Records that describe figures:
◆ ◆ ◆
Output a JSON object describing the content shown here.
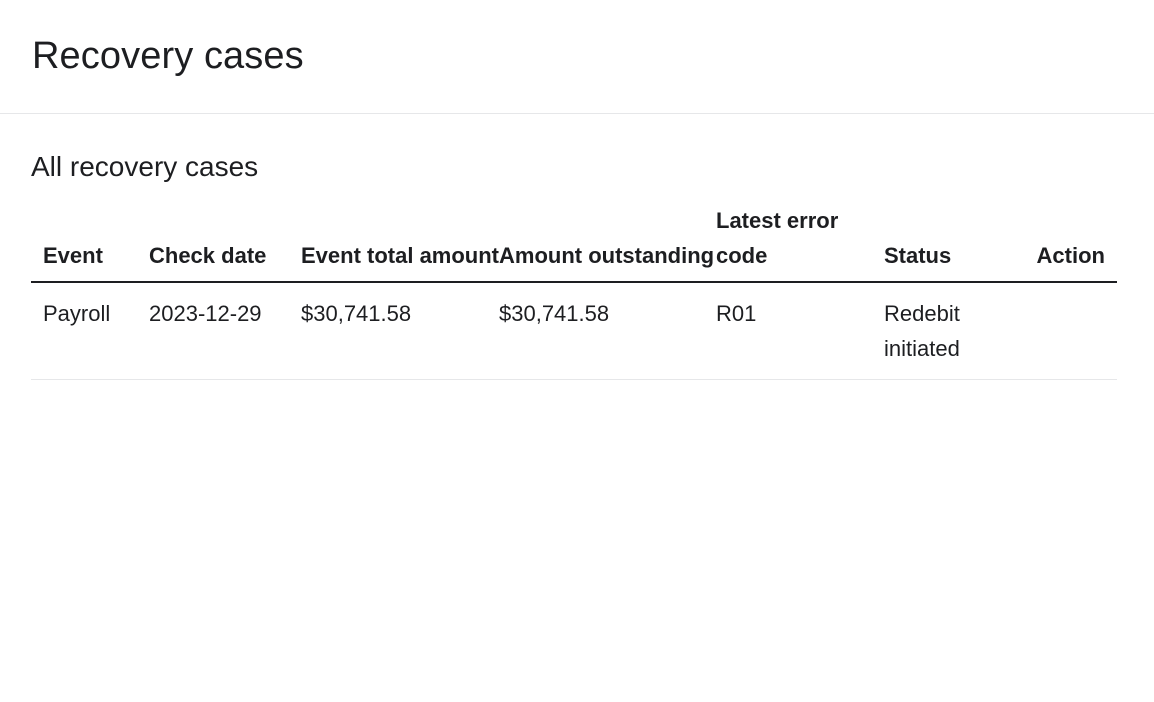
{
  "page": {
    "title": "Recovery cases"
  },
  "section": {
    "title": "All recovery cases"
  },
  "table": {
    "columns": {
      "event": "Event",
      "check_date": "Check date",
      "event_total_amount": "Event total amount",
      "amount_outstanding": "Amount outstanding",
      "latest_error_code": "Latest error code",
      "status": "Status",
      "action": "Action"
    },
    "rows": [
      {
        "event": "Payroll",
        "check_date": "2023-12-29",
        "event_total_amount": "$30,741.58",
        "amount_outstanding": "$30,741.58",
        "latest_error_code": "R01",
        "status": "Redebit initiated",
        "action": ""
      }
    ]
  }
}
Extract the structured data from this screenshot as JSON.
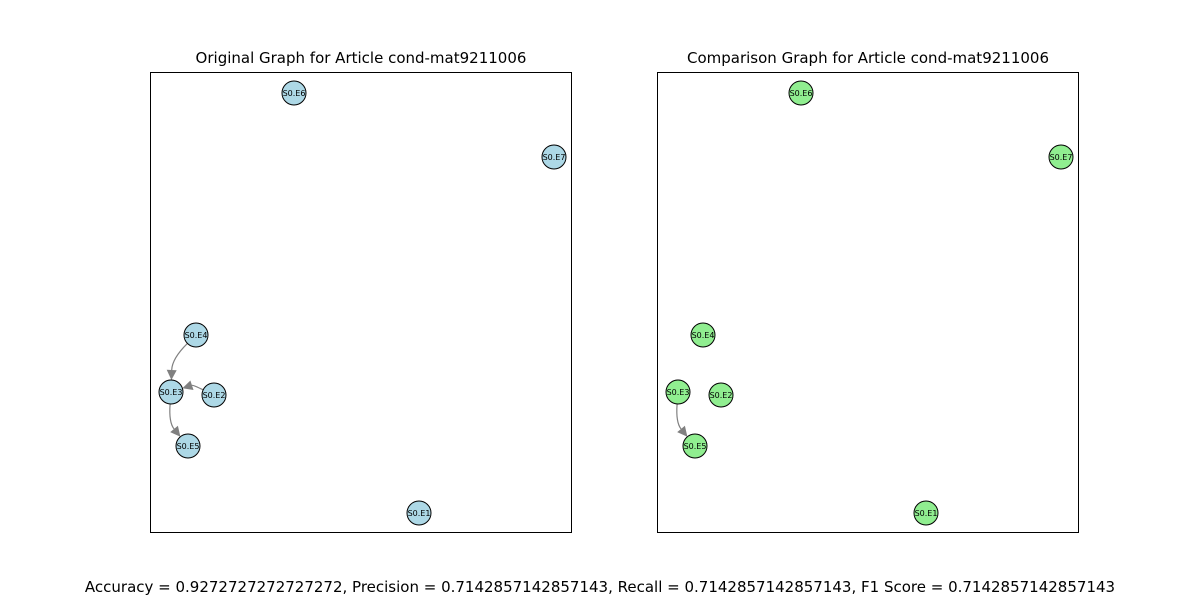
{
  "colors": {
    "original_node": "#add8e6",
    "comparison_node": "#90ee90",
    "edge": "#808080",
    "node_outline": "#000000"
  },
  "graphs": [
    {
      "title": "Original Graph for Article cond-mat9211006",
      "nodes": [
        "S0.E6",
        "S0.E7",
        "S0.E4",
        "S0.E3",
        "S0.E2",
        "S0.E5",
        "S0.E1"
      ],
      "edges": [
        {
          "from": "S0.E4",
          "to": "S0.E3"
        },
        {
          "from": "S0.E2",
          "to": "S0.E3"
        },
        {
          "from": "S0.E3",
          "to": "S0.E5"
        }
      ]
    },
    {
      "title": "Comparison Graph for Article cond-mat9211006",
      "nodes": [
        "S0.E6",
        "S0.E7",
        "S0.E4",
        "S0.E3",
        "S0.E2",
        "S0.E5",
        "S0.E1"
      ],
      "edges": [
        {
          "from": "S0.E3",
          "to": "S0.E5"
        }
      ]
    }
  ],
  "metrics_text": "Accuracy = 0.9272727272727272, Precision = 0.7142857142857143, Recall = 0.7142857142857143, F1 Score = 0.7142857142857143"
}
◆ ◆ ◆
§ **Given problem**
Transcribe the whole listing exactly. Pictures are excluded.

§ **Output for this exercise**
Output a JSON object describing the content shown here.
{
  "page": {
    "title": "Recovery cases"
  },
  "section": {
    "title": "All recovery cases"
  },
  "table": {
    "columns": {
      "event": "Event",
      "check_date": "Check date",
      "event_total_amount": "Event total amount",
      "amount_outstanding": "Amount outstanding",
      "latest_error_code": "Latest error code",
      "status": "Status",
      "action": "Action"
    },
    "rows": [
      {
        "event": "Payroll",
        "check_date": "2023-12-29",
        "event_total_amount": "$30,741.58",
        "amount_outstanding": "$30,741.58",
        "latest_error_code": "R01",
        "status": "Redebit initiated",
        "action": ""
      }
    ]
  }
}
Extract the structured data from this screenshot as JSON.
{
  "colors": {
    "original_node": "#add8e6",
    "comparison_node": "#90ee90",
    "edge": "#808080",
    "node_outline": "#000000"
  },
  "graphs": [
    {
      "title": "Original Graph for Article cond-mat9211006",
      "nodes": [
        "S0.E6",
        "S0.E7",
        "S0.E4",
        "S0.E3",
        "S0.E2",
        "S0.E5",
        "S0.E1"
      ],
      "edges": [
        {
          "from": "S0.E4",
          "to": "S0.E3"
        },
        {
          "from": "S0.E2",
          "to": "S0.E3"
        },
        {
          "from": "S0.E3",
          "to": "S0.E5"
        }
      ]
    },
    {
      "title": "Comparison Graph for Article cond-mat9211006",
      "nodes": [
        "S0.E6",
        "S0.E7",
        "S0.E4",
        "S0.E3",
        "S0.E2",
        "S0.E5",
        "S0.E1"
      ],
      "edges": [
        {
          "from": "S0.E3",
          "to": "S0.E5"
        }
      ]
    }
  ],
  "metrics_text": "Accuracy = 0.9272727272727272, Precision = 0.7142857142857143, Recall = 0.7142857142857143, F1 Score = 0.7142857142857143"
}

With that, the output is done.